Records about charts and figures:
◆ ◆ ◆

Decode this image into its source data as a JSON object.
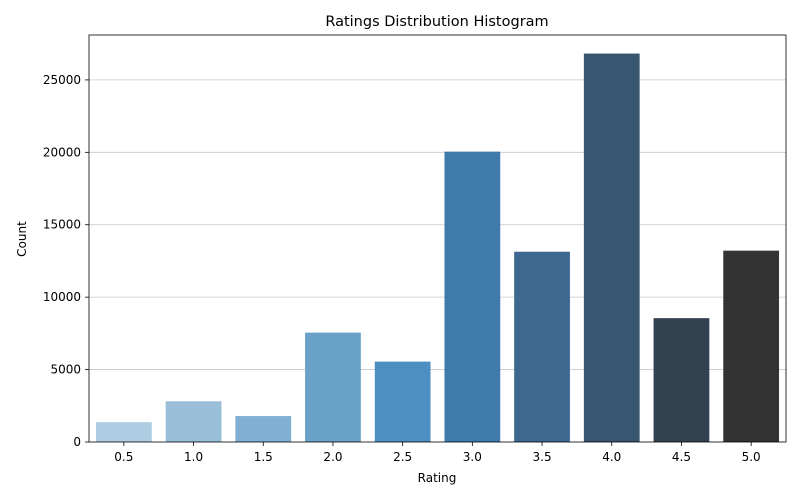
{
  "chart_data": {
    "type": "bar",
    "title": "Ratings Distribution Histogram",
    "xlabel": "Rating",
    "ylabel": "Count",
    "categories": [
      "0.5",
      "1.0",
      "1.5",
      "2.0",
      "2.5",
      "3.0",
      "3.5",
      "4.0",
      "4.5",
      "5.0"
    ],
    "values": [
      1370,
      2811,
      1791,
      7551,
      5550,
      20047,
      13136,
      26818,
      8551,
      13211
    ],
    "colors": [
      "#afcde2",
      "#98bed8",
      "#7fafd2",
      "#6aa1c8",
      "#4e8fc1",
      "#3f7aab",
      "#3d6890",
      "#395671",
      "#334250",
      "#333333"
    ],
    "ylim": [
      0,
      28100
    ],
    "yticks": [
      0,
      5000,
      10000,
      15000,
      20000,
      25000
    ],
    "ytick_labels": [
      "0",
      "5000",
      "10000",
      "15000",
      "20000",
      "25000"
    ],
    "grid": {
      "y": true,
      "x": false
    },
    "grid_color": "#c8c8c8"
  }
}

◆ ◆ ◆

_Exercise brief_
Print every entry above again without changing a word, and omit the pictures.

_Finished task_
Decode this image into its source data as a JSON object.
{
  "chart_data": {
    "type": "bar",
    "title": "Ratings Distribution Histogram",
    "xlabel": "Rating",
    "ylabel": "Count",
    "categories": [
      "0.5",
      "1.0",
      "1.5",
      "2.0",
      "2.5",
      "3.0",
      "3.5",
      "4.0",
      "4.5",
      "5.0"
    ],
    "values": [
      1370,
      2811,
      1791,
      7551,
      5550,
      20047,
      13136,
      26818,
      8551,
      13211
    ],
    "colors": [
      "#afcde2",
      "#98bed8",
      "#7fafd2",
      "#6aa1c8",
      "#4e8fc1",
      "#3f7aab",
      "#3d6890",
      "#395671",
      "#334250",
      "#333333"
    ],
    "ylim": [
      0,
      28100
    ],
    "yticks": [
      0,
      5000,
      10000,
      15000,
      20000,
      25000
    ],
    "ytick_labels": [
      "0",
      "5000",
      "10000",
      "15000",
      "20000",
      "25000"
    ],
    "grid": {
      "y": true,
      "x": false
    },
    "grid_color": "#c8c8c8"
  }
}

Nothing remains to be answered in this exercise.